MATERIAL PROVIDED |
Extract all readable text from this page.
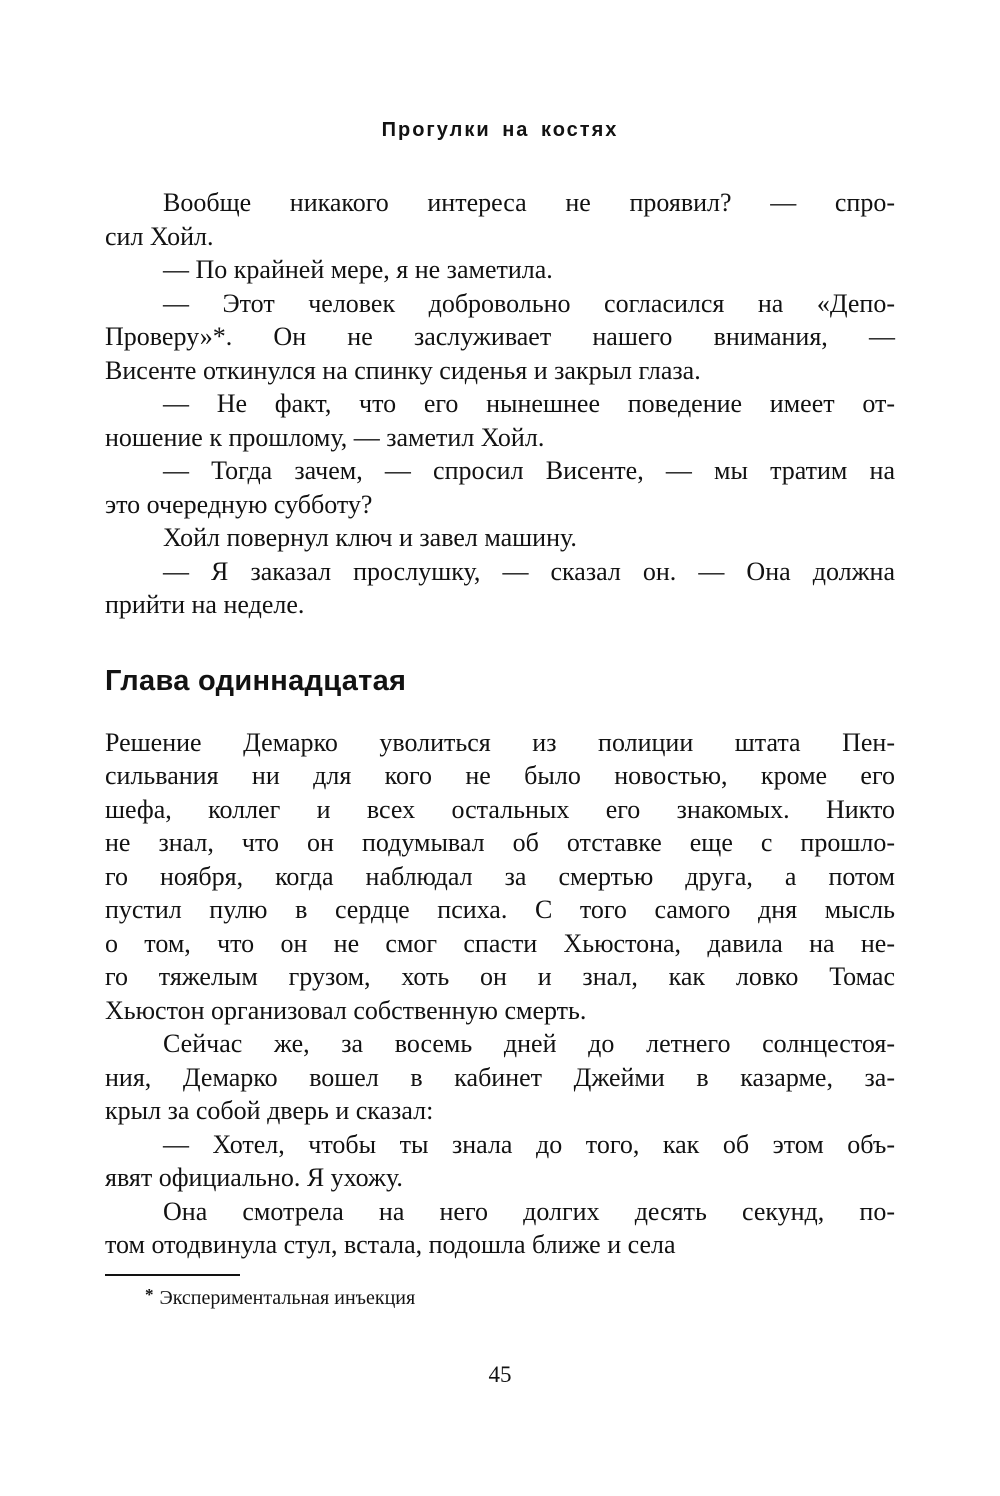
Прогулки на костях
Вообще никакого интереса не проявил? — спро-
сил Хойл.
— По крайней мере, я не заметила.
— Этот человек добровольно согласился на «Депо-
Проверу»*. Он не заслуживает нашего внимания, —
Висенте откинулся на спинку сиденья и закрыл глаза.
— Не факт, что его нынешнее поведение имеет от-
ношение к прошлому, — заметил Хойл.
— Тогда зачем, — спросил Висенте, — мы тратим на
это очередную субботу?
Хойл повернул ключ и завел машину.
— Я заказал прослушку, — сказал он. — Она должна
прийти на неделе.
Глава одиннадцатая
Решение Демарко уволиться из полиции штата Пен-
сильвания ни для кого не было новостью, кроме его
шефа, коллег и всех остальных его знакомых. Никто
не знал, что он подумывал об отставке еще с прошло-
го ноября, когда наблюдал за смертью друга, а потом
пустил пулю в сердце психа. С того самого дня мысль
о том, что он не смог спасти Хьюстона, давила на не-
го тяжелым грузом, хоть он и знал, как ловко Томас
Хьюстон организовал собственную смерть.
Сейчас же, за восемь дней до летнего солнцестоя-
ния, Демарко вошел в кабинет Джейми в казарме, за-
крыл за собой дверь и сказал:
— Хотел, чтобы ты знала до того, как об этом объ-
явят официально. Я ухожу.
Она смотрела на него долгих десять секунд, по-
том отодвинула стул, встала, подошла ближе и села
* Экспериментальная инъекция
45
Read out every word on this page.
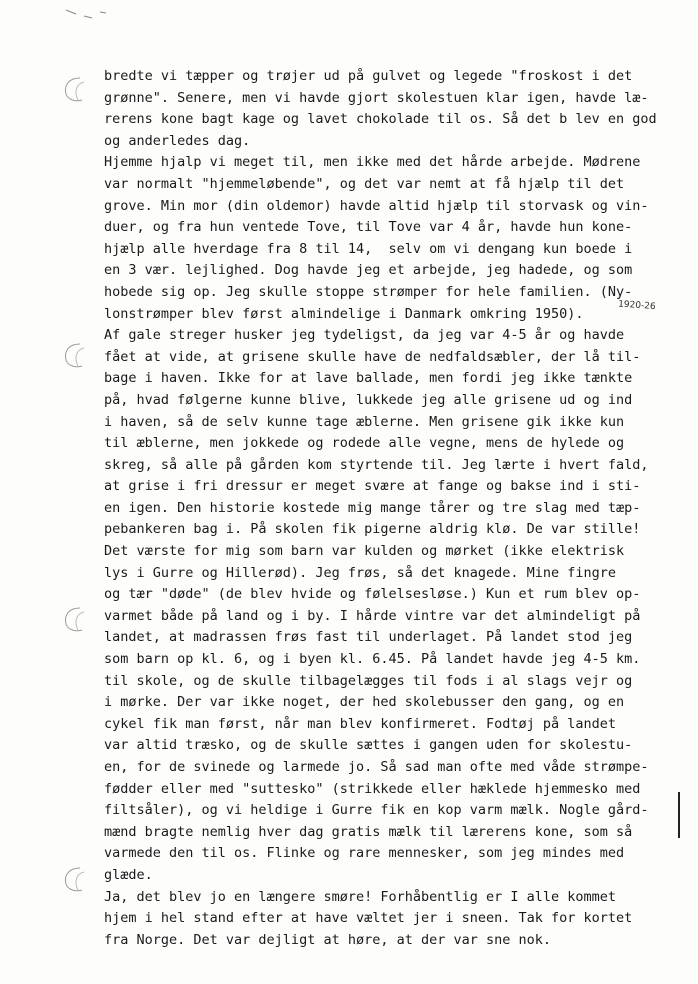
1920-26
bredte vi tæpper og trøjer ud på gulvet og legede "froskost i det
grønne". Senere, men vi havde gjort skolestuen klar igen, havde læ-
rerens kone bagt kage og lavet chokolade til os. Så det b lev en god
og anderledes dag.
Hjemme hjalp vi meget til, men ikke med det hårde arbejde. Mødrene
var normalt "hjemmeløbende", og det var nemt at få hjælp til det
grove. Min mor (din oldemor) havde altid hjælp til storvask og vin-
duer, og fra hun ventede Tove, til Tove var 4 år, havde hun kone-
hjælp alle hverdage fra 8 til 14,  selv om vi dengang kun boede i
en 3 vær. lejlighed. Dog havde jeg et arbejde, jeg hadede, og som
hobede sig op. Jeg skulle stoppe strømper for hele familien. (Ny-
lonstrømper blev først almindelige i Danmark omkring 1950).
Af gale streger husker jeg tydeligst, da jeg var 4-5 år og havde
fået at vide, at grisene skulle have de nedfaldsæbler, der lå til-
bage i haven. Ikke for at lave ballade, men fordi jeg ikke tænkte
på, hvad følgerne kunne blive, lukkede jeg alle grisene ud og ind
i haven, så de selv kunne tage æblerne. Men grisene gik ikke kun
til æblerne, men jokkede og rodede alle vegne, mens de hylede og
skreg, så alle på gården kom styrtende til. Jeg lærte i hvert fald,
at grise i fri dressur er meget svære at fange og bakse ind i sti-
en igen. Den historie kostede mig mange tårer og tre slag med tæp-
pebankeren bag i. På skolen fik pigerne aldrig klø. De var stille!
Det værste for mig som barn var kulden og mørket (ikke elektrisk
lys i Gurre og Hillerød). Jeg frøs, så det knagede. Mine fingre
og tær "døde" (de blev hvide og følelsesløse.) Kun et rum blev op-
varmet både på land og i by. I hårde vintre var det almindeligt på
landet, at madrassen frøs fast til underlaget. På landet stod jeg
som barn op kl. 6, og i byen kl. 6.45. På landet havde jeg 4-5 km.
til skole, og de skulle tilbagelægges til fods i al slags vejr og
i mørke. Der var ikke noget, der hed skolebusser den gang, og en
cykel fik man først, når man blev konfirmeret. Fodtøj på landet
var altid træsko, og de skulle sættes i gangen uden for skolestu-
en, for de svinede og larmede jo. Så sad man ofte med våde strømpe-
fødder eller med "suttesko" (strikkede eller hæklede hjemmesko med
filtsåler), og vi heldige i Gurre fik en kop varm mælk. Nogle gård-
mænd bragte nemlig hver dag gratis mælk til lærerens kone, som så
varmede den til os. Flinke og rare mennesker, som jeg mindes med
glæde.
Ja, det blev jo en længere smøre! Forhåbentlig er I alle kommet
hjem i hel stand efter at have væltet jer i sneen. Tak for kortet
fra Norge. Det var dejligt at høre, at der var sne nok.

GIVEN PROBLEM | Give every line of the material that includes the string "altid".

SOLUTION TO THIS PROBLEM |
grove. Min mor (din oldemor) havde altid hjælp til storvask og vin-
var altid træsko, og de skulle sættes i gangen uden for skolestu-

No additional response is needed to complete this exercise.